**Your goal**
Every entry below must be repeated exactly; skip the pictures.

──────────

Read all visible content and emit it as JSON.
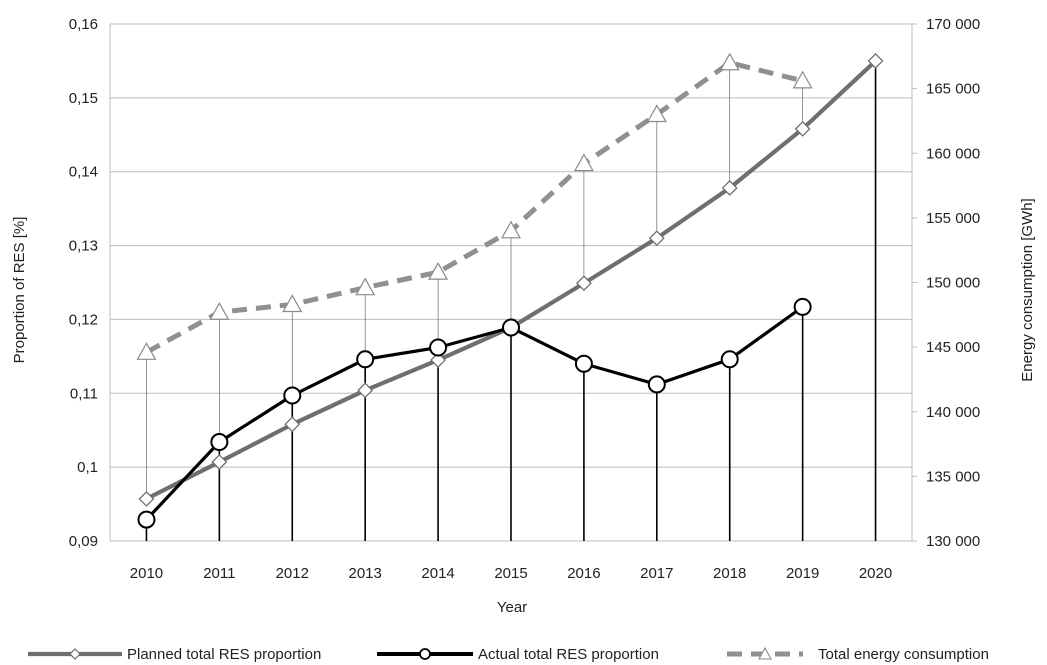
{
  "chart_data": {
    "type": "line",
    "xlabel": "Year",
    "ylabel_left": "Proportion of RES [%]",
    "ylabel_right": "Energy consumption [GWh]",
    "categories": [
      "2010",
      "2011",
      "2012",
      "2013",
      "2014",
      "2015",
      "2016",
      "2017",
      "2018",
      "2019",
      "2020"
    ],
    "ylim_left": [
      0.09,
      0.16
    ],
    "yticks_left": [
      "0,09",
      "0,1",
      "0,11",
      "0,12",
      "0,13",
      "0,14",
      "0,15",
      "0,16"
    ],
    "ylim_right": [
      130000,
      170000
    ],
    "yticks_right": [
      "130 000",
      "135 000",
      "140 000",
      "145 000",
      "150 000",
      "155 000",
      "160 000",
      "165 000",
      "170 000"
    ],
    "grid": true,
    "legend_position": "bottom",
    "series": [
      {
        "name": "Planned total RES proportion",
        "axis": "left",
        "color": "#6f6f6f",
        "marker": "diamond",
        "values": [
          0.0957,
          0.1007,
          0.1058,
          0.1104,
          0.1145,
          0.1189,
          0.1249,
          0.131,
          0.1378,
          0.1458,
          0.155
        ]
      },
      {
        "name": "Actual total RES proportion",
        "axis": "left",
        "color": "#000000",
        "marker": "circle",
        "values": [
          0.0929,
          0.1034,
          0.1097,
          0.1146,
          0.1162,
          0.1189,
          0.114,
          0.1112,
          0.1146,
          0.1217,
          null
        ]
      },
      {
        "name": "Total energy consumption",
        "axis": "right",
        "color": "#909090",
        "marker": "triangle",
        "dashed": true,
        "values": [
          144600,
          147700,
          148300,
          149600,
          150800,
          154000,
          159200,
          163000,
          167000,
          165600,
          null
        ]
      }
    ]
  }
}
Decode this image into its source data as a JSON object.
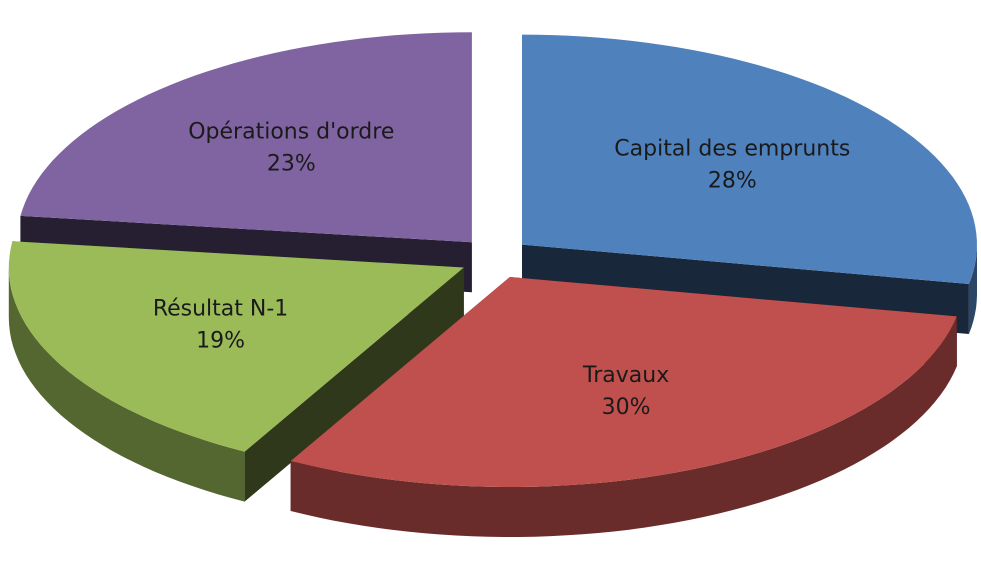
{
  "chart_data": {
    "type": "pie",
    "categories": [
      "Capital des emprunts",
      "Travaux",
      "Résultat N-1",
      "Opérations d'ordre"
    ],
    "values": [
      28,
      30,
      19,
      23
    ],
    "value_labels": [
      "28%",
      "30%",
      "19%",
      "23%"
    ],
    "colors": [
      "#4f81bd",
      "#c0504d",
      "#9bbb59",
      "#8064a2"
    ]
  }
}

──────────

**Solution for this problem**
Read all visible content and emit it as JSON.
{
  "chart_data": {
    "type": "line",
    "xlabel": "Year",
    "ylabel_left": "Proportion of RES [%]",
    "ylabel_right": "Energy consumption [GWh]",
    "categories": [
      "2010",
      "2011",
      "2012",
      "2013",
      "2014",
      "2015",
      "2016",
      "2017",
      "2018",
      "2019",
      "2020"
    ],
    "ylim_left": [
      0.09,
      0.16
    ],
    "yticks_left": [
      "0,09",
      "0,1",
      "0,11",
      "0,12",
      "0,13",
      "0,14",
      "0,15",
      "0,16"
    ],
    "ylim_right": [
      130000,
      170000
    ],
    "yticks_right": [
      "130 000",
      "135 000",
      "140 000",
      "145 000",
      "150 000",
      "155 000",
      "160 000",
      "165 000",
      "170 000"
    ],
    "grid": true,
    "legend_position": "bottom",
    "series": [
      {
        "name": "Planned total RES proportion",
        "axis": "left",
        "color": "#6f6f6f",
        "marker": "diamond",
        "values": [
          0.0957,
          0.1007,
          0.1058,
          0.1104,
          0.1145,
          0.1189,
          0.1249,
          0.131,
          0.1378,
          0.1458,
          0.155
        ]
      },
      {
        "name": "Actual total RES proportion",
        "axis": "left",
        "color": "#000000",
        "marker": "circle",
        "values": [
          0.0929,
          0.1034,
          0.1097,
          0.1146,
          0.1162,
          0.1189,
          0.114,
          0.1112,
          0.1146,
          0.1217,
          null
        ]
      },
      {
        "name": "Total energy consumption",
        "axis": "right",
        "color": "#909090",
        "marker": "triangle",
        "dashed": true,
        "values": [
          144600,
          147700,
          148300,
          149600,
          150800,
          154000,
          159200,
          163000,
          167000,
          165600,
          null
        ]
      }
    ]
  }
}
Decode this image into its source data as a JSON object.
{
  "chart_data": {
    "type": "pie",
    "categories": [
      "Capital des emprunts",
      "Travaux",
      "Résultat N-1",
      "Opérations d'ordre"
    ],
    "values": [
      28,
      30,
      19,
      23
    ],
    "value_labels": [
      "28%",
      "30%",
      "19%",
      "23%"
    ],
    "colors": [
      "#4f81bd",
      "#c0504d",
      "#9bbb59",
      "#8064a2"
    ]
  }
}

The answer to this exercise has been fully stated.